## Input rows
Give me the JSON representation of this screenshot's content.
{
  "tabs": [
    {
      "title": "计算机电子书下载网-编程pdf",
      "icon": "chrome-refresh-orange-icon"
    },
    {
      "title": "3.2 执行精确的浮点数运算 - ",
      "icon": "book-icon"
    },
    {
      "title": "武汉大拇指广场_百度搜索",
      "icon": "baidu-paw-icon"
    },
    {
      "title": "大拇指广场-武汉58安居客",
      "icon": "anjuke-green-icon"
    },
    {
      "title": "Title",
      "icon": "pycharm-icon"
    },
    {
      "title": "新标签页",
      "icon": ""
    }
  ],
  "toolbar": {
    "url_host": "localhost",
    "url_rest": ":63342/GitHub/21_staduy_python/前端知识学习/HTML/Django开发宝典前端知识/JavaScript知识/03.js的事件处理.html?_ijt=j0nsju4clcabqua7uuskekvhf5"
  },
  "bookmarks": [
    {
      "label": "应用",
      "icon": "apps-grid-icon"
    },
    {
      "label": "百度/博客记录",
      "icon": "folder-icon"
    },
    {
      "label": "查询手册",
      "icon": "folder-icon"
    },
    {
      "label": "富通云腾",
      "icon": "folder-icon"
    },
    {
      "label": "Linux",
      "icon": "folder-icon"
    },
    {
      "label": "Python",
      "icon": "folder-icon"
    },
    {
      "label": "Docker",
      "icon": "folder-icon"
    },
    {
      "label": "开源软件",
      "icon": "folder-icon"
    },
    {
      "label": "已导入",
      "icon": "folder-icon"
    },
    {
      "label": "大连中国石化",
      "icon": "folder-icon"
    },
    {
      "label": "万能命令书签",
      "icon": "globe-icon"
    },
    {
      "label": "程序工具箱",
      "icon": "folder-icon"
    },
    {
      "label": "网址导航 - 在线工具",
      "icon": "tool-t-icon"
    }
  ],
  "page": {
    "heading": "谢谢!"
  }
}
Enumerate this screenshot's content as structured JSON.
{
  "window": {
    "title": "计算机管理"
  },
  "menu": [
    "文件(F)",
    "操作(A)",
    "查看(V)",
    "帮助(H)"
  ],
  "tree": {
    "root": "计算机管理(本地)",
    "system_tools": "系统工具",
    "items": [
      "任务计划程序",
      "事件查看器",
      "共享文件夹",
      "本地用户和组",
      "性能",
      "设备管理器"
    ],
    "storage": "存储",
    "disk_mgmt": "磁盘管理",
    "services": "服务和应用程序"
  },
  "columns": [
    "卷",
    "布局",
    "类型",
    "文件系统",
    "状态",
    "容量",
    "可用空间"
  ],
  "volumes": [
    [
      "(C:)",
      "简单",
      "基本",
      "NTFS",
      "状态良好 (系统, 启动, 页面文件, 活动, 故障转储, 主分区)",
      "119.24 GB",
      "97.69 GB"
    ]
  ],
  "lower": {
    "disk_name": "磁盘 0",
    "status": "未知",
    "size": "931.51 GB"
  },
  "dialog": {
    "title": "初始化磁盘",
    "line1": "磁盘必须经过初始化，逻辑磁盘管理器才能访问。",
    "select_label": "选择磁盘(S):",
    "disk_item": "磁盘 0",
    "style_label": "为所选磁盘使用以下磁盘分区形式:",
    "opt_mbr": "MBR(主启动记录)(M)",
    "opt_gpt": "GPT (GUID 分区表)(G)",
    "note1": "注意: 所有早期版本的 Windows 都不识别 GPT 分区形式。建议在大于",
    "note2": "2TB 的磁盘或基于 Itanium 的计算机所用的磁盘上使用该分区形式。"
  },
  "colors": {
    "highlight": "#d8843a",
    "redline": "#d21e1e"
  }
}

## To be done
Write out every line of the data that holds the word "title".

## Solution to this exercise
      "title": "计算机电子书下载网-编程pdf",
      "title": "3.2 执行精确的浮点数运算 - ",
      "title": "武汉大拇指广场_百度搜索",
      "title": "大拇指广场-武汉58安居客",
      "title": "Title",
      "title": "新标签页",
    "title": "计算机管理"
    "title": "初始化磁盘",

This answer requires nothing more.